• _What is expected_
Copy out the entries below, renaming every "callout-circle" to "callout-ring" and leaving everything else unchanged.

(Source records)
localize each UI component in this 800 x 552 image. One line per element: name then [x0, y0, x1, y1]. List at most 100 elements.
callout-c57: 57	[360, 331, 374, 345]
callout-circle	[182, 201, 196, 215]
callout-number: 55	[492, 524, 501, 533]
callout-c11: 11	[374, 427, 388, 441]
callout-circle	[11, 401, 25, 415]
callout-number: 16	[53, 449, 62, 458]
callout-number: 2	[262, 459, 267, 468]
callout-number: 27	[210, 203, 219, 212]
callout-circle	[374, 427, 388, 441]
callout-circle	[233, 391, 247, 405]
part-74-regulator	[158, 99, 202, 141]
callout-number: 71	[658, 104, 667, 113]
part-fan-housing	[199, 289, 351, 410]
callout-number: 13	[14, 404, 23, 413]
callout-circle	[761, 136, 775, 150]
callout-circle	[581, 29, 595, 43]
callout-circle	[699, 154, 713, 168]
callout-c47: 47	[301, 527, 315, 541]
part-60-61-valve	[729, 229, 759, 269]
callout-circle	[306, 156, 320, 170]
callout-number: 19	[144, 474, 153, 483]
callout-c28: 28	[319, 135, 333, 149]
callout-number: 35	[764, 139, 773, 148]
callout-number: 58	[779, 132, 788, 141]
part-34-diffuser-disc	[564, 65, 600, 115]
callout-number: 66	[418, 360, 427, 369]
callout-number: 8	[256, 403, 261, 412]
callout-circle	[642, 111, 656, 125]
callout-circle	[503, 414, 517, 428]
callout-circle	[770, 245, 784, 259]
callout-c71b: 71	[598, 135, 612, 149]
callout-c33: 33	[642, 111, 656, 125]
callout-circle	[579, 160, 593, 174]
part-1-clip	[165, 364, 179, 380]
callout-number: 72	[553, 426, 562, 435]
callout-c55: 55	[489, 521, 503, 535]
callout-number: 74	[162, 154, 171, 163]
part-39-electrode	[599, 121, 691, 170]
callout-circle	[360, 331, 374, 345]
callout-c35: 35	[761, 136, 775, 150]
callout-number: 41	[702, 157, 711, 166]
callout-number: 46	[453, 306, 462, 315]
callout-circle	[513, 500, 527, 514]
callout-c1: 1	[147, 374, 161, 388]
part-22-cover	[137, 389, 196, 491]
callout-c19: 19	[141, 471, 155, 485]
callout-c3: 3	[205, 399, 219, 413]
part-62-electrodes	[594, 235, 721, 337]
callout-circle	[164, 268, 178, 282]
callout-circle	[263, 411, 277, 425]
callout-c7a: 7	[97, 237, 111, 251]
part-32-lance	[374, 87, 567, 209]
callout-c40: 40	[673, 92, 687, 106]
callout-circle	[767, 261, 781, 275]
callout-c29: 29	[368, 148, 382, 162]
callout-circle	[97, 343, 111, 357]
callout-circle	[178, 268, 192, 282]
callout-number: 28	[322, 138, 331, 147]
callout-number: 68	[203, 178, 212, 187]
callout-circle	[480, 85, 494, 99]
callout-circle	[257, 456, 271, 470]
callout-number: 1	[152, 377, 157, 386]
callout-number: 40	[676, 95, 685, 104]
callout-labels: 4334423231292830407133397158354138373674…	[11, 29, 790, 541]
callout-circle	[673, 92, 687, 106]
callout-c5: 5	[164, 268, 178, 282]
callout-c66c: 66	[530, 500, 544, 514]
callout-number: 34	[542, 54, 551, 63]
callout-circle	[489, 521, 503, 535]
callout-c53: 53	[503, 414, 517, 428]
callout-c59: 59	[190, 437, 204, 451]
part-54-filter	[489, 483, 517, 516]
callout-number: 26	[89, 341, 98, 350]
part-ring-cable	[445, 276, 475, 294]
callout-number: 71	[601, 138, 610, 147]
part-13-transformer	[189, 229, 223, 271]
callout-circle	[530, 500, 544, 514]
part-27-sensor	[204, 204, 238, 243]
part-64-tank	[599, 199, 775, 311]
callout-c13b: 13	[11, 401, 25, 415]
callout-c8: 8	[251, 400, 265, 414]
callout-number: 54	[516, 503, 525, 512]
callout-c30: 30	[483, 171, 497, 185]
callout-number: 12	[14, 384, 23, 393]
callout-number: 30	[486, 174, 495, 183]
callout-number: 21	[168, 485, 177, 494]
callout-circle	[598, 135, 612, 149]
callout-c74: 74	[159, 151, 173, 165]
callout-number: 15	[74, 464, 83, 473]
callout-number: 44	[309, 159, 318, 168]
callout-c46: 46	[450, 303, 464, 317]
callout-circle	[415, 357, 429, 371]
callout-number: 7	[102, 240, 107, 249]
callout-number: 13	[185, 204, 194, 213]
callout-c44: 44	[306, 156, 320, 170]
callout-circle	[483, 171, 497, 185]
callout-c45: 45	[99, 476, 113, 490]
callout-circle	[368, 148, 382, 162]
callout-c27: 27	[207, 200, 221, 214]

• _Answer in full_
localize each UI component in this 800 x 552 image. One line per element: name then [x0, y0, x1, y1]. List at most 100 elements.
callout-c57: 57	[360, 331, 374, 345]
callout-ring	[182, 201, 196, 215]
callout-number: 55	[492, 524, 501, 533]
callout-c11: 11	[374, 427, 388, 441]
callout-ring	[11, 401, 25, 415]
callout-number: 16	[53, 449, 62, 458]
callout-number: 2	[262, 459, 267, 468]
callout-number: 27	[210, 203, 219, 212]
callout-ring	[374, 427, 388, 441]
callout-ring	[233, 391, 247, 405]
part-74-regulator	[158, 99, 202, 141]
callout-number: 71	[658, 104, 667, 113]
part-fan-housing	[199, 289, 351, 410]
callout-number: 13	[14, 404, 23, 413]
callout-ring	[761, 136, 775, 150]
callout-ring	[581, 29, 595, 43]
callout-ring	[699, 154, 713, 168]
callout-c47: 47	[301, 527, 315, 541]
part-60-61-valve	[729, 229, 759, 269]
callout-ring	[306, 156, 320, 170]
callout-number: 19	[144, 474, 153, 483]
callout-c28: 28	[319, 135, 333, 149]
callout-number: 35	[764, 139, 773, 148]
callout-number: 58	[779, 132, 788, 141]
part-34-diffuser-disc	[564, 65, 600, 115]
callout-number: 66	[418, 360, 427, 369]
callout-number: 8	[256, 403, 261, 412]
callout-ring	[642, 111, 656, 125]
callout-ring	[503, 414, 517, 428]
callout-ring	[770, 245, 784, 259]
callout-c71b: 71	[598, 135, 612, 149]
callout-c33: 33	[642, 111, 656, 125]
callout-ring	[579, 160, 593, 174]
part-1-clip	[165, 364, 179, 380]
callout-number: 72	[553, 426, 562, 435]
callout-c55: 55	[489, 521, 503, 535]
callout-number: 74	[162, 154, 171, 163]
part-39-electrode	[599, 121, 691, 170]
callout-ring	[360, 331, 374, 345]
callout-c35: 35	[761, 136, 775, 150]
callout-number: 41	[702, 157, 711, 166]
callout-number: 46	[453, 306, 462, 315]
callout-ring	[513, 500, 527, 514]
callout-c1: 1	[147, 374, 161, 388]
part-22-cover	[137, 389, 196, 491]
callout-c19: 19	[141, 471, 155, 485]
callout-c3: 3	[205, 399, 219, 413]
part-62-electrodes	[594, 235, 721, 337]
callout-ring	[164, 268, 178, 282]
callout-ring	[263, 411, 277, 425]
callout-c7a: 7	[97, 237, 111, 251]
part-32-lance	[374, 87, 567, 209]
callout-c40: 40	[673, 92, 687, 106]
callout-ring	[767, 261, 781, 275]
callout-c29: 29	[368, 148, 382, 162]
callout-ring	[97, 343, 111, 357]
callout-ring	[178, 268, 192, 282]
callout-number: 28	[322, 138, 331, 147]
callout-number: 68	[203, 178, 212, 187]
callout-ring	[480, 85, 494, 99]
callout-ring	[257, 456, 271, 470]
callout-number: 1	[152, 377, 157, 386]
callout-number: 40	[676, 95, 685, 104]
callout-labels: 4334423231292830407133397158354138373674…	[11, 29, 790, 541]
callout-ring	[673, 92, 687, 106]
callout-c5: 5	[164, 268, 178, 282]
callout-c66c: 66	[530, 500, 544, 514]
callout-number: 34	[542, 54, 551, 63]
callout-ring	[489, 521, 503, 535]
callout-c53: 53	[503, 414, 517, 428]
callout-c59: 59	[190, 437, 204, 451]
part-54-filter	[489, 483, 517, 516]
callout-number: 26	[89, 341, 98, 350]
part-ring-cable	[445, 276, 475, 294]
callout-number: 71	[601, 138, 610, 147]
part-13-transformer	[189, 229, 223, 271]
callout-ring	[530, 500, 544, 514]
part-27-sensor	[204, 204, 238, 243]
part-64-tank	[599, 199, 775, 311]
callout-c13b: 13	[11, 401, 25, 415]
callout-c8: 8	[251, 400, 265, 414]
callout-number: 54	[516, 503, 525, 512]
callout-c30: 30	[483, 171, 497, 185]
callout-number: 12	[14, 384, 23, 393]
callout-number: 30	[486, 174, 495, 183]
callout-number: 21	[168, 485, 177, 494]
callout-ring	[598, 135, 612, 149]
callout-c74: 74	[159, 151, 173, 165]
callout-number: 15	[74, 464, 83, 473]
callout-number: 44	[309, 159, 318, 168]
callout-c46: 46	[450, 303, 464, 317]
callout-ring	[415, 357, 429, 371]
callout-number: 7	[102, 240, 107, 249]
callout-number: 13	[185, 204, 194, 213]
callout-c44: 44	[306, 156, 320, 170]
callout-ring	[483, 171, 497, 185]
callout-c45: 45	[99, 476, 113, 490]
callout-ring	[368, 148, 382, 162]
callout-c27: 27	[207, 200, 221, 214]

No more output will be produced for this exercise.